**Record set**
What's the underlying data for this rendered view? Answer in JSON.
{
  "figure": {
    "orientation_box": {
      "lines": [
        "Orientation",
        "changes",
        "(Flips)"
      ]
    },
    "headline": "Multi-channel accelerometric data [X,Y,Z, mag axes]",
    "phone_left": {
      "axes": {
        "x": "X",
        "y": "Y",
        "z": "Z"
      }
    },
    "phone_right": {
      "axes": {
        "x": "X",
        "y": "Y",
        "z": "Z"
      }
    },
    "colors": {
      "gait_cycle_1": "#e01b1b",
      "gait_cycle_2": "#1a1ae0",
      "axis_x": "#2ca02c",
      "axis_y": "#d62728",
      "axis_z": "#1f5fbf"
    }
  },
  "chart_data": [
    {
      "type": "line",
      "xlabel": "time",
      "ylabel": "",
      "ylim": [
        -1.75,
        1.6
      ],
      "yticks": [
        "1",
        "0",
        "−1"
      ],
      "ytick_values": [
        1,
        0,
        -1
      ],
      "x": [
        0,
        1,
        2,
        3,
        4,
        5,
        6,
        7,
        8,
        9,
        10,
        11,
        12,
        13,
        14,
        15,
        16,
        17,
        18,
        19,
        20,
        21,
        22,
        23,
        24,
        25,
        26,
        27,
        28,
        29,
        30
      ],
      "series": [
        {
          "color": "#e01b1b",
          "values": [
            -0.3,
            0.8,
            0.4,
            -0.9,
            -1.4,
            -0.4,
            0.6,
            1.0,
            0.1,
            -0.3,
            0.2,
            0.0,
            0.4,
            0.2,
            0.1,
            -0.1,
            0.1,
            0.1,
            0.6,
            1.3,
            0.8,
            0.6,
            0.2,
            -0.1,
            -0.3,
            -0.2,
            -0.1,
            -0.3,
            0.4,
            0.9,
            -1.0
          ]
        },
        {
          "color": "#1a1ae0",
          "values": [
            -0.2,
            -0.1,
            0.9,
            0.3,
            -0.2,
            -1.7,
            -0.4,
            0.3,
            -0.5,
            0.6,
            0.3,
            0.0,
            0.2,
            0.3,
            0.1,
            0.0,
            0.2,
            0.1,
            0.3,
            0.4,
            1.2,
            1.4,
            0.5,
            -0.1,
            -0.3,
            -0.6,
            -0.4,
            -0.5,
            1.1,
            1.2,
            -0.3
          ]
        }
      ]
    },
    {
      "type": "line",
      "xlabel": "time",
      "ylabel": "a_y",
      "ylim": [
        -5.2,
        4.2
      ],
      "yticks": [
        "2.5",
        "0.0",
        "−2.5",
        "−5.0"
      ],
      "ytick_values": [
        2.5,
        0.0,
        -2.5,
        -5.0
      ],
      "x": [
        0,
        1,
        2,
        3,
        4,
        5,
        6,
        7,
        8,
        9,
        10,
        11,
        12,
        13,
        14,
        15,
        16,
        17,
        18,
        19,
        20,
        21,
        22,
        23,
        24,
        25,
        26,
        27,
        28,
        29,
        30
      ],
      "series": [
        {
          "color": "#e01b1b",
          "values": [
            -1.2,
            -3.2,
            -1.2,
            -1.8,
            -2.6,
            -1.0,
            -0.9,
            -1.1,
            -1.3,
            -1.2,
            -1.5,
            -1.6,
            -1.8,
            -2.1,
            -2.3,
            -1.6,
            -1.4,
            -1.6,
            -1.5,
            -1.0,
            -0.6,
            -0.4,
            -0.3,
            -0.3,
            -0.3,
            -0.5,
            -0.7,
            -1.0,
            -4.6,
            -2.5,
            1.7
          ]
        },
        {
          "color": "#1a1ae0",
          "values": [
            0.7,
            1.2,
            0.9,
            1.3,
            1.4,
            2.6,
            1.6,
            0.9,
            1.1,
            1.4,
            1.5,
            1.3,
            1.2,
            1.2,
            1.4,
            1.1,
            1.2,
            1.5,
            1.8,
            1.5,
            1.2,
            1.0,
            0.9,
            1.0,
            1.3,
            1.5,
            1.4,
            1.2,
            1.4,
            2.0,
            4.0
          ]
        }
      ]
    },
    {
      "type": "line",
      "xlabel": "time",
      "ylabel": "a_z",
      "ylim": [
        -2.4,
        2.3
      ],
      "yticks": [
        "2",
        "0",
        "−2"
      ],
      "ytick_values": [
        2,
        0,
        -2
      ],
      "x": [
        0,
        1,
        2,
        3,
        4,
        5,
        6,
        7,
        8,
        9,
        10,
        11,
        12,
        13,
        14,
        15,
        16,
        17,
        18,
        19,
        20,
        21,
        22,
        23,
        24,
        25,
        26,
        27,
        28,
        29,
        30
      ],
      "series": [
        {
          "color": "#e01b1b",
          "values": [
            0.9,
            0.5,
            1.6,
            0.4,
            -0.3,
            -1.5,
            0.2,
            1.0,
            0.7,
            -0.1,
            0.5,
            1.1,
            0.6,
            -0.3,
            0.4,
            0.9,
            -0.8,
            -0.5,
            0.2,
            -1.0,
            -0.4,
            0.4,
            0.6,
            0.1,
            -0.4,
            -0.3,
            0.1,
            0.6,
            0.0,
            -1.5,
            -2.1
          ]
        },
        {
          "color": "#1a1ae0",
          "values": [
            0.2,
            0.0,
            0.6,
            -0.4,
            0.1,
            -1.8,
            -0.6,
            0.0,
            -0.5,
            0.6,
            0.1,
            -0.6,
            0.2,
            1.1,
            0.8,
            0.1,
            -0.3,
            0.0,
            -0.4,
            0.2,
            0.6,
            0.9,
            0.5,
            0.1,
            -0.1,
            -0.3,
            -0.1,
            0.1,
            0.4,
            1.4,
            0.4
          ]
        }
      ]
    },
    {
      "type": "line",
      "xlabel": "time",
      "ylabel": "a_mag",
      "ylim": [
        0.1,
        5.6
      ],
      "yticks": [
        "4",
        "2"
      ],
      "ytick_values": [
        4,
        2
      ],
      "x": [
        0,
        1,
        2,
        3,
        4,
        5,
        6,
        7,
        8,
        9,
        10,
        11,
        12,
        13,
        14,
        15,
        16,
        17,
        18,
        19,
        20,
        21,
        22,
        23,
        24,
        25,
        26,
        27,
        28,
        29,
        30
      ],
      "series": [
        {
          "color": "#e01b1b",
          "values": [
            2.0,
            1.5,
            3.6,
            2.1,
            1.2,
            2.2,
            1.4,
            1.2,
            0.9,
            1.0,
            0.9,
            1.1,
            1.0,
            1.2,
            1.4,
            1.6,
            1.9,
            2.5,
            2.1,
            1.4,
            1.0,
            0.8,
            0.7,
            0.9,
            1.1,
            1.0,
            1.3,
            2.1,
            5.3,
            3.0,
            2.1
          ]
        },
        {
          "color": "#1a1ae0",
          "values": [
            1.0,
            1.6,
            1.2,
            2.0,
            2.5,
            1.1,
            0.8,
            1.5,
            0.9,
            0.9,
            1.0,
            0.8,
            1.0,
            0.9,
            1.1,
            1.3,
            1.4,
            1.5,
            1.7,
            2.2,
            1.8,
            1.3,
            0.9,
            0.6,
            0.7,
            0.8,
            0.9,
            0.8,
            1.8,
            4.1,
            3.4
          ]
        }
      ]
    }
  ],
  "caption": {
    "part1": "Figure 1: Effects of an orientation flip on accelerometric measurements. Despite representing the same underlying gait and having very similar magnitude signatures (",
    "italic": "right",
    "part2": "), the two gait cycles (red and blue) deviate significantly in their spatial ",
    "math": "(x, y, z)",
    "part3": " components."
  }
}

**Aim of the exercise**
From the records above, extract every entry verbatim.

**Exercise output**
What's the underlying data for this rendered view? Answer in JSON.
{
  "figure": {
    "orientation_box": {
      "lines": [
        "Orientation",
        "changes",
        "(Flips)"
      ]
    },
    "headline": "Multi-channel accelerometric data [X,Y,Z, mag axes]",
    "phone_left": {
      "axes": {
        "x": "X",
        "y": "Y",
        "z": "Z"
      }
    },
    "phone_right": {
      "axes": {
        "x": "X",
        "y": "Y",
        "z": "Z"
      }
    },
    "colors": {
      "gait_cycle_1": "#e01b1b",
      "gait_cycle_2": "#1a1ae0",
      "axis_x": "#2ca02c",
      "axis_y": "#d62728",
      "axis_z": "#1f5fbf"
    }
  },
  "chart_data": [
    {
      "type": "line",
      "xlabel": "time",
      "ylabel": "",
      "ylim": [
        -1.75,
        1.6
      ],
      "yticks": [
        "1",
        "0",
        "−1"
      ],
      "ytick_values": [
        1,
        0,
        -1
      ],
      "x": [
        0,
        1,
        2,
        3,
        4,
        5,
        6,
        7,
        8,
        9,
        10,
        11,
        12,
        13,
        14,
        15,
        16,
        17,
        18,
        19,
        20,
        21,
        22,
        23,
        24,
        25,
        26,
        27,
        28,
        29,
        30
      ],
      "series": [
        {
          "color": "#e01b1b",
          "values": [
            -0.3,
            0.8,
            0.4,
            -0.9,
            -1.4,
            -0.4,
            0.6,
            1.0,
            0.1,
            -0.3,
            0.2,
            0.0,
            0.4,
            0.2,
            0.1,
            -0.1,
            0.1,
            0.1,
            0.6,
            1.3,
            0.8,
            0.6,
            0.2,
            -0.1,
            -0.3,
            -0.2,
            -0.1,
            -0.3,
            0.4,
            0.9,
            -1.0
          ]
        },
        {
          "color": "#1a1ae0",
          "values": [
            -0.2,
            -0.1,
            0.9,
            0.3,
            -0.2,
            -1.7,
            -0.4,
            0.3,
            -0.5,
            0.6,
            0.3,
            0.0,
            0.2,
            0.3,
            0.1,
            0.0,
            0.2,
            0.1,
            0.3,
            0.4,
            1.2,
            1.4,
            0.5,
            -0.1,
            -0.3,
            -0.6,
            -0.4,
            -0.5,
            1.1,
            1.2,
            -0.3
          ]
        }
      ]
    },
    {
      "type": "line",
      "xlabel": "time",
      "ylabel": "a_y",
      "ylim": [
        -5.2,
        4.2
      ],
      "yticks": [
        "2.5",
        "0.0",
        "−2.5",
        "−5.0"
      ],
      "ytick_values": [
        2.5,
        0.0,
        -2.5,
        -5.0
      ],
      "x": [
        0,
        1,
        2,
        3,
        4,
        5,
        6,
        7,
        8,
        9,
        10,
        11,
        12,
        13,
        14,
        15,
        16,
        17,
        18,
        19,
        20,
        21,
        22,
        23,
        24,
        25,
        26,
        27,
        28,
        29,
        30
      ],
      "series": [
        {
          "color": "#e01b1b",
          "values": [
            -1.2,
            -3.2,
            -1.2,
            -1.8,
            -2.6,
            -1.0,
            -0.9,
            -1.1,
            -1.3,
            -1.2,
            -1.5,
            -1.6,
            -1.8,
            -2.1,
            -2.3,
            -1.6,
            -1.4,
            -1.6,
            -1.5,
            -1.0,
            -0.6,
            -0.4,
            -0.3,
            -0.3,
            -0.3,
            -0.5,
            -0.7,
            -1.0,
            -4.6,
            -2.5,
            1.7
          ]
        },
        {
          "color": "#1a1ae0",
          "values": [
            0.7,
            1.2,
            0.9,
            1.3,
            1.4,
            2.6,
            1.6,
            0.9,
            1.1,
            1.4,
            1.5,
            1.3,
            1.2,
            1.2,
            1.4,
            1.1,
            1.2,
            1.5,
            1.8,
            1.5,
            1.2,
            1.0,
            0.9,
            1.0,
            1.3,
            1.5,
            1.4,
            1.2,
            1.4,
            2.0,
            4.0
          ]
        }
      ]
    },
    {
      "type": "line",
      "xlabel": "time",
      "ylabel": "a_z",
      "ylim": [
        -2.4,
        2.3
      ],
      "yticks": [
        "2",
        "0",
        "−2"
      ],
      "ytick_values": [
        2,
        0,
        -2
      ],
      "x": [
        0,
        1,
        2,
        3,
        4,
        5,
        6,
        7,
        8,
        9,
        10,
        11,
        12,
        13,
        14,
        15,
        16,
        17,
        18,
        19,
        20,
        21,
        22,
        23,
        24,
        25,
        26,
        27,
        28,
        29,
        30
      ],
      "series": [
        {
          "color": "#e01b1b",
          "values": [
            0.9,
            0.5,
            1.6,
            0.4,
            -0.3,
            -1.5,
            0.2,
            1.0,
            0.7,
            -0.1,
            0.5,
            1.1,
            0.6,
            -0.3,
            0.4,
            0.9,
            -0.8,
            -0.5,
            0.2,
            -1.0,
            -0.4,
            0.4,
            0.6,
            0.1,
            -0.4,
            -0.3,
            0.1,
            0.6,
            0.0,
            -1.5,
            -2.1
          ]
        },
        {
          "color": "#1a1ae0",
          "values": [
            0.2,
            0.0,
            0.6,
            -0.4,
            0.1,
            -1.8,
            -0.6,
            0.0,
            -0.5,
            0.6,
            0.1,
            -0.6,
            0.2,
            1.1,
            0.8,
            0.1,
            -0.3,
            0.0,
            -0.4,
            0.2,
            0.6,
            0.9,
            0.5,
            0.1,
            -0.1,
            -0.3,
            -0.1,
            0.1,
            0.4,
            1.4,
            0.4
          ]
        }
      ]
    },
    {
      "type": "line",
      "xlabel": "time",
      "ylabel": "a_mag",
      "ylim": [
        0.1,
        5.6
      ],
      "yticks": [
        "4",
        "2"
      ],
      "ytick_values": [
        4,
        2
      ],
      "x": [
        0,
        1,
        2,
        3,
        4,
        5,
        6,
        7,
        8,
        9,
        10,
        11,
        12,
        13,
        14,
        15,
        16,
        17,
        18,
        19,
        20,
        21,
        22,
        23,
        24,
        25,
        26,
        27,
        28,
        29,
        30
      ],
      "series": [
        {
          "color": "#e01b1b",
          "values": [
            2.0,
            1.5,
            3.6,
            2.1,
            1.2,
            2.2,
            1.4,
            1.2,
            0.9,
            1.0,
            0.9,
            1.1,
            1.0,
            1.2,
            1.4,
            1.6,
            1.9,
            2.5,
            2.1,
            1.4,
            1.0,
            0.8,
            0.7,
            0.9,
            1.1,
            1.0,
            1.3,
            2.1,
            5.3,
            3.0,
            2.1
          ]
        },
        {
          "color": "#1a1ae0",
          "values": [
            1.0,
            1.6,
            1.2,
            2.0,
            2.5,
            1.1,
            0.8,
            1.5,
            0.9,
            0.9,
            1.0,
            0.8,
            1.0,
            0.9,
            1.1,
            1.3,
            1.4,
            1.5,
            1.7,
            2.2,
            1.8,
            1.3,
            0.9,
            0.6,
            0.7,
            0.8,
            0.9,
            0.8,
            1.8,
            4.1,
            3.4
          ]
        }
      ]
    }
  ],
  "caption": {
    "part1": "Figure 1: Effects of an orientation flip on accelerometric measurements. Despite representing the same underlying gait and having very similar magnitude signatures (",
    "italic": "right",
    "part2": "), the two gait cycles (red and blue) deviate significantly in their spatial ",
    "math": "(x, y, z)",
    "part3": " components."
  }
}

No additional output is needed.